## begin THE INPUT

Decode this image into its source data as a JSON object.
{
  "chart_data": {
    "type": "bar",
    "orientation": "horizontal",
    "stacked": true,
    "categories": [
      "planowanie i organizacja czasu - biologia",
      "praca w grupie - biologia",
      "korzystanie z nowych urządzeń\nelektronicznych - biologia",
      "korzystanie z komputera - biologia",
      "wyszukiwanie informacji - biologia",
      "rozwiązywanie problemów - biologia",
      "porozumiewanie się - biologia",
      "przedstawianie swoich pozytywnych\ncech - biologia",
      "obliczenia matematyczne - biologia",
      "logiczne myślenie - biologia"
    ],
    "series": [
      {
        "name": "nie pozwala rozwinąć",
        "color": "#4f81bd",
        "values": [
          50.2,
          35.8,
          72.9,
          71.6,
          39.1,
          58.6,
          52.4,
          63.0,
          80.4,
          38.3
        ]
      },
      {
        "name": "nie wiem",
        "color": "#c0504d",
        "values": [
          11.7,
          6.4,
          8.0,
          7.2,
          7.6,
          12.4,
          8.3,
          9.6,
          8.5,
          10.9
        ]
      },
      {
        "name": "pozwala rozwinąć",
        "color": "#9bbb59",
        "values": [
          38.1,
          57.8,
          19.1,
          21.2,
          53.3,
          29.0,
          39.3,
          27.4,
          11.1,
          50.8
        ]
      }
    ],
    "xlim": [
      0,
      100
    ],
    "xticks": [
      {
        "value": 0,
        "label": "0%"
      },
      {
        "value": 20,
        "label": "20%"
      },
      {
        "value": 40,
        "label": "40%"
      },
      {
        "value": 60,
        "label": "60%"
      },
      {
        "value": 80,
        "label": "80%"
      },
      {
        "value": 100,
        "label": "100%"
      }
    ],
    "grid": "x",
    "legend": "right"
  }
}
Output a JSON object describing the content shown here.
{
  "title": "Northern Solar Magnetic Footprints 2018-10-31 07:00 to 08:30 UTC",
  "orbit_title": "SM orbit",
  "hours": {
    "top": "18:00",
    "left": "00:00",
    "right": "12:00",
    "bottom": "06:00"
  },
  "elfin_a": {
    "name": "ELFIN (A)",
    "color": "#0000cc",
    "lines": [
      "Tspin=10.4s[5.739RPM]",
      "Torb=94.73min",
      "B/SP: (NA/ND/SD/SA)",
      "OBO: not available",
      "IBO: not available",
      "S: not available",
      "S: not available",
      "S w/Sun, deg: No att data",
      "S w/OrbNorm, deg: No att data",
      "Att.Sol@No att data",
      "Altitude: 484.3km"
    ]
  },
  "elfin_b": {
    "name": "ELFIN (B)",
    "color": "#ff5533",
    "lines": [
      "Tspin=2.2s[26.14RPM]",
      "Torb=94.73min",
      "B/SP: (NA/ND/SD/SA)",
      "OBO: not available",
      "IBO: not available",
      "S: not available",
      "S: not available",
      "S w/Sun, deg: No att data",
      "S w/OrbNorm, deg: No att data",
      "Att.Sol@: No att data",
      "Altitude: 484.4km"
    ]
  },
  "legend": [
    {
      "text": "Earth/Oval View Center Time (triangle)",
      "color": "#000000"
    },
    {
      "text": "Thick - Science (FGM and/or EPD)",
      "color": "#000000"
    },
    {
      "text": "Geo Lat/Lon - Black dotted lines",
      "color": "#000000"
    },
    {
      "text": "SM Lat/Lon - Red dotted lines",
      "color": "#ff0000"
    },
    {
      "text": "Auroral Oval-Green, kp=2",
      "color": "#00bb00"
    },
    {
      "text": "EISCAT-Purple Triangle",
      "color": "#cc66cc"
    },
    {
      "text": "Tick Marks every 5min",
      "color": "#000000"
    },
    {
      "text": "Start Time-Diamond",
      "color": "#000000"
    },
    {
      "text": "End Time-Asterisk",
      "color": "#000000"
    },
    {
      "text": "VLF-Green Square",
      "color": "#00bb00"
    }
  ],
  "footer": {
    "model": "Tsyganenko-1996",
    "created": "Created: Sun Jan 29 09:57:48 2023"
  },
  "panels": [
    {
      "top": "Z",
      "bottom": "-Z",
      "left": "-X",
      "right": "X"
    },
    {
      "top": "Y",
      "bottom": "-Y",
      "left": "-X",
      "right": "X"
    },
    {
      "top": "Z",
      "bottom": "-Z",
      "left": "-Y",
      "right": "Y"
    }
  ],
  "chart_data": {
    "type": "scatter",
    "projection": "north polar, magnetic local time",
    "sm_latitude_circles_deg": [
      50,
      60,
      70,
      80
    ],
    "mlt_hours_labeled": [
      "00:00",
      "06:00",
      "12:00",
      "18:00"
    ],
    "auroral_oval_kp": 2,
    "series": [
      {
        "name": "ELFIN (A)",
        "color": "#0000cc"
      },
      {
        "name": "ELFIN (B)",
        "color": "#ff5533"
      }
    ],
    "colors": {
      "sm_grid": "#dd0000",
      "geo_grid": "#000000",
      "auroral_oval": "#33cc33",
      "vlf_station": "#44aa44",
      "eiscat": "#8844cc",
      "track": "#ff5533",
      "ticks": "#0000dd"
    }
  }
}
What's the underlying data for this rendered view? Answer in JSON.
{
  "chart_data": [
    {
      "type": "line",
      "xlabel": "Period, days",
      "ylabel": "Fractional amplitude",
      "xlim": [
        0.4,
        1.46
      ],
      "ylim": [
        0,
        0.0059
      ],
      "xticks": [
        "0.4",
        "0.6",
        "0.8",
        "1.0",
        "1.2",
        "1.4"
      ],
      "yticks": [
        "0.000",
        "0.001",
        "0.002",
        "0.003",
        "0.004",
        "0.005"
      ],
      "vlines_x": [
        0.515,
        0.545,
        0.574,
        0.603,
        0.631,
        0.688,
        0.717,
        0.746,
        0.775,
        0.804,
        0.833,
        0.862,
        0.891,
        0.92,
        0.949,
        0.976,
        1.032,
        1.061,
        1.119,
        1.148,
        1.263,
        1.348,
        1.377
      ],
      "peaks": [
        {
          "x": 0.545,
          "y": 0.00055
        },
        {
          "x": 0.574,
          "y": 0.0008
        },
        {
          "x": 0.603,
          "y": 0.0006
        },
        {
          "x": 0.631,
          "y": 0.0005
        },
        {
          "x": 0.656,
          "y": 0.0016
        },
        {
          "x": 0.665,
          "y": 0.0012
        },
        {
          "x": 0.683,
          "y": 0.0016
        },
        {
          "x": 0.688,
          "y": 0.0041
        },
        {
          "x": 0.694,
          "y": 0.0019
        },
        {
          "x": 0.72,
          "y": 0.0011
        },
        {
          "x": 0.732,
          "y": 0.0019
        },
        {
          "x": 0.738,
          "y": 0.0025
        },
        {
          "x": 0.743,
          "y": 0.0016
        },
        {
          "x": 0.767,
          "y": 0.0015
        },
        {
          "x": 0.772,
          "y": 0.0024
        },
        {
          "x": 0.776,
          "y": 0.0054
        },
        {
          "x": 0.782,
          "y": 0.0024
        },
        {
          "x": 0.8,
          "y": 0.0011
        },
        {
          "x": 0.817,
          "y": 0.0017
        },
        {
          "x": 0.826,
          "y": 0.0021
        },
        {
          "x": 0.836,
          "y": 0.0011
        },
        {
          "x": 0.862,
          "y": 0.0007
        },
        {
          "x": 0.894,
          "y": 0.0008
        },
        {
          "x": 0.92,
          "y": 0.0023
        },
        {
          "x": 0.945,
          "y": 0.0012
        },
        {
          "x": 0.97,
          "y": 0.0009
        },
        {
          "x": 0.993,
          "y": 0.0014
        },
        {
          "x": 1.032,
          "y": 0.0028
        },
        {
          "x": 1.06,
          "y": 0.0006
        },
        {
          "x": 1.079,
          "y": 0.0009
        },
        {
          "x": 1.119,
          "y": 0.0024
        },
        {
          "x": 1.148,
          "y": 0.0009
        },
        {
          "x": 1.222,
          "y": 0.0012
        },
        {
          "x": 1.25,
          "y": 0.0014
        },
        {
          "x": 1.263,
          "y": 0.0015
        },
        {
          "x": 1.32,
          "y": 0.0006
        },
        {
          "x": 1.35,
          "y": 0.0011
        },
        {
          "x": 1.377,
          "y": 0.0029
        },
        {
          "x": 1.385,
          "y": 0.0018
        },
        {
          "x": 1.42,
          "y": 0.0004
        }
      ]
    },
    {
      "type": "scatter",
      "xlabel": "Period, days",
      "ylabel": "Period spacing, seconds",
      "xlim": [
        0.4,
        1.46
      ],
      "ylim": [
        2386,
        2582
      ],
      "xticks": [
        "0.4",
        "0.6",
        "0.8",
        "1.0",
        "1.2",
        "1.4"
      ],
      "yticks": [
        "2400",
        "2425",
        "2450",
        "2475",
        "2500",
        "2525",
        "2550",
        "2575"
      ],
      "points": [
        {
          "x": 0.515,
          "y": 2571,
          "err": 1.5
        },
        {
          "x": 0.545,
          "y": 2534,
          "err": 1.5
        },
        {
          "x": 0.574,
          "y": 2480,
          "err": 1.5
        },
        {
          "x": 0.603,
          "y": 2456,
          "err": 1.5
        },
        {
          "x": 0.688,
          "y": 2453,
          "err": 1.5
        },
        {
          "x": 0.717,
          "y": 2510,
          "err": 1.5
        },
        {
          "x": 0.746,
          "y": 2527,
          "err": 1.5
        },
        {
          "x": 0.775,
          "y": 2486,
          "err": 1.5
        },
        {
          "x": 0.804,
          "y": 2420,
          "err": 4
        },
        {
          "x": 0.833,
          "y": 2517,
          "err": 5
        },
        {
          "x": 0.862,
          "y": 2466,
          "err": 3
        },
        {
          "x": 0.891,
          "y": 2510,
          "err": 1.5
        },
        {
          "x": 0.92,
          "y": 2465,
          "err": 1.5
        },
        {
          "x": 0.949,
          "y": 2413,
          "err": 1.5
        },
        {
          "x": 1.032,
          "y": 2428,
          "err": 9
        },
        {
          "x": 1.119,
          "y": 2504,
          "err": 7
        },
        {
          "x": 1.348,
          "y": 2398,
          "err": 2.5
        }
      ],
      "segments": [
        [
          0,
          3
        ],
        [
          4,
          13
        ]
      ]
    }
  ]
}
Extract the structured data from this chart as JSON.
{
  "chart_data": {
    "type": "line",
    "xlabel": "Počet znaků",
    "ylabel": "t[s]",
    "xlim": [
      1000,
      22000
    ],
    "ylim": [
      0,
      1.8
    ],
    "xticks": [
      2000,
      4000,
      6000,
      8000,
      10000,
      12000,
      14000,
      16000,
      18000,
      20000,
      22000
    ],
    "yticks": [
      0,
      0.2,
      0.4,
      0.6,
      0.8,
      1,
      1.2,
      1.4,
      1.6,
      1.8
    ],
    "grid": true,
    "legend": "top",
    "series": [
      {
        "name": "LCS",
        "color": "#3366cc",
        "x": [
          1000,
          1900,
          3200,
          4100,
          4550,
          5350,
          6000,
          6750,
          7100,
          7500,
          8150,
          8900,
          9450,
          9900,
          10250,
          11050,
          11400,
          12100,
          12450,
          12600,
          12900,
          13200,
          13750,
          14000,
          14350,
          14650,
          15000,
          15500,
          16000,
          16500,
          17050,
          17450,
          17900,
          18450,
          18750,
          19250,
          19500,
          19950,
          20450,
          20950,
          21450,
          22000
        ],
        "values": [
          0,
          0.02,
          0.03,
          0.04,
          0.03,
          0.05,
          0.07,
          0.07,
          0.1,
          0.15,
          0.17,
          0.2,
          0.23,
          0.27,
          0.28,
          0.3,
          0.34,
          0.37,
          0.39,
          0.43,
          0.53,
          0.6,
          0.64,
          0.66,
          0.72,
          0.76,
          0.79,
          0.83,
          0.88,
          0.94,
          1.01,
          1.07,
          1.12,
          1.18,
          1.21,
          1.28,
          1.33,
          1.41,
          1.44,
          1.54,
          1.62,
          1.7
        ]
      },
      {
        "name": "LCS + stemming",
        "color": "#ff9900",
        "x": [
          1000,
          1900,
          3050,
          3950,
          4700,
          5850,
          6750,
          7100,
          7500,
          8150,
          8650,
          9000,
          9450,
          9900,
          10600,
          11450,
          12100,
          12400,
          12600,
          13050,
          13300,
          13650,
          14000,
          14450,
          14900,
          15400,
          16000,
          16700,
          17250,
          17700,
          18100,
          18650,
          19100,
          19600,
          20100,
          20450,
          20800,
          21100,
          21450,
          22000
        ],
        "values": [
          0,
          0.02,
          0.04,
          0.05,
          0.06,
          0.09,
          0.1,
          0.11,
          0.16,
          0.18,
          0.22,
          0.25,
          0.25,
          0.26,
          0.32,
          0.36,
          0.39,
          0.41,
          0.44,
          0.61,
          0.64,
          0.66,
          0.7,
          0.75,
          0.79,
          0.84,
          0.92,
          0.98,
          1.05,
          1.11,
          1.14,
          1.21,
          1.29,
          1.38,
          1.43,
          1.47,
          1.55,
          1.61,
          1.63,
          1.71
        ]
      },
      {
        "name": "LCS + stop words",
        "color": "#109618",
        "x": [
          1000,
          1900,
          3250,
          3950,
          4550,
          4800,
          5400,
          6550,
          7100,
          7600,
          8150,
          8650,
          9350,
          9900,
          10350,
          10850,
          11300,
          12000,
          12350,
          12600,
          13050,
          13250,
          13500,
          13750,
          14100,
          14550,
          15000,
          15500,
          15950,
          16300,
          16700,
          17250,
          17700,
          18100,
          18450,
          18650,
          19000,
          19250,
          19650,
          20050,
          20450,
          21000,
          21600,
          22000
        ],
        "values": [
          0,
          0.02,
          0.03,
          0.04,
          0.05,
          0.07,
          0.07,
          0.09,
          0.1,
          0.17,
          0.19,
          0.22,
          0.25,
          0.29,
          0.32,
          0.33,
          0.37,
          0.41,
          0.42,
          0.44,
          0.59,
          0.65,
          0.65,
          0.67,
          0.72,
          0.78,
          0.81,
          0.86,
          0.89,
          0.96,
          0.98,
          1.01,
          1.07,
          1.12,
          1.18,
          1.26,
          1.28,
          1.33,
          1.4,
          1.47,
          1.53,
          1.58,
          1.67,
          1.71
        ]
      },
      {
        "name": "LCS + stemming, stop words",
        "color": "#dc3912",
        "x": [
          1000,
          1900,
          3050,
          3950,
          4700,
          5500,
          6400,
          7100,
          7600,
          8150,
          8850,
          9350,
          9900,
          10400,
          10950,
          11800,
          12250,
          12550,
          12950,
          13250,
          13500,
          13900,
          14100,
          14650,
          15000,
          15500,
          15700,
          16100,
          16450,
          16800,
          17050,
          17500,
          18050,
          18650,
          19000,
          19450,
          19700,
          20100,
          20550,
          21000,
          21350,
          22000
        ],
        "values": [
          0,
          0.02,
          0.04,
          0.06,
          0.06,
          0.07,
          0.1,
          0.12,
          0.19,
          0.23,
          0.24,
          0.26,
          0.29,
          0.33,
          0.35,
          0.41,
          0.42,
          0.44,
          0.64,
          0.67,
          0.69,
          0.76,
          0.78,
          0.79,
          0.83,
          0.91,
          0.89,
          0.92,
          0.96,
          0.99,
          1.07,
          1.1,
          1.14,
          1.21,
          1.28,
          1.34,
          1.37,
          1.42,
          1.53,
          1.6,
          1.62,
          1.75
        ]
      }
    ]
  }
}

## end THE INPUT

EXERCISE:
Write out every line of the data that holds the word "type".

EXERCISE RESPONSE:
    "type": "bar",
    "type": "scatter",
      "type": "line",
      "type": "scatter",
    "type": "line",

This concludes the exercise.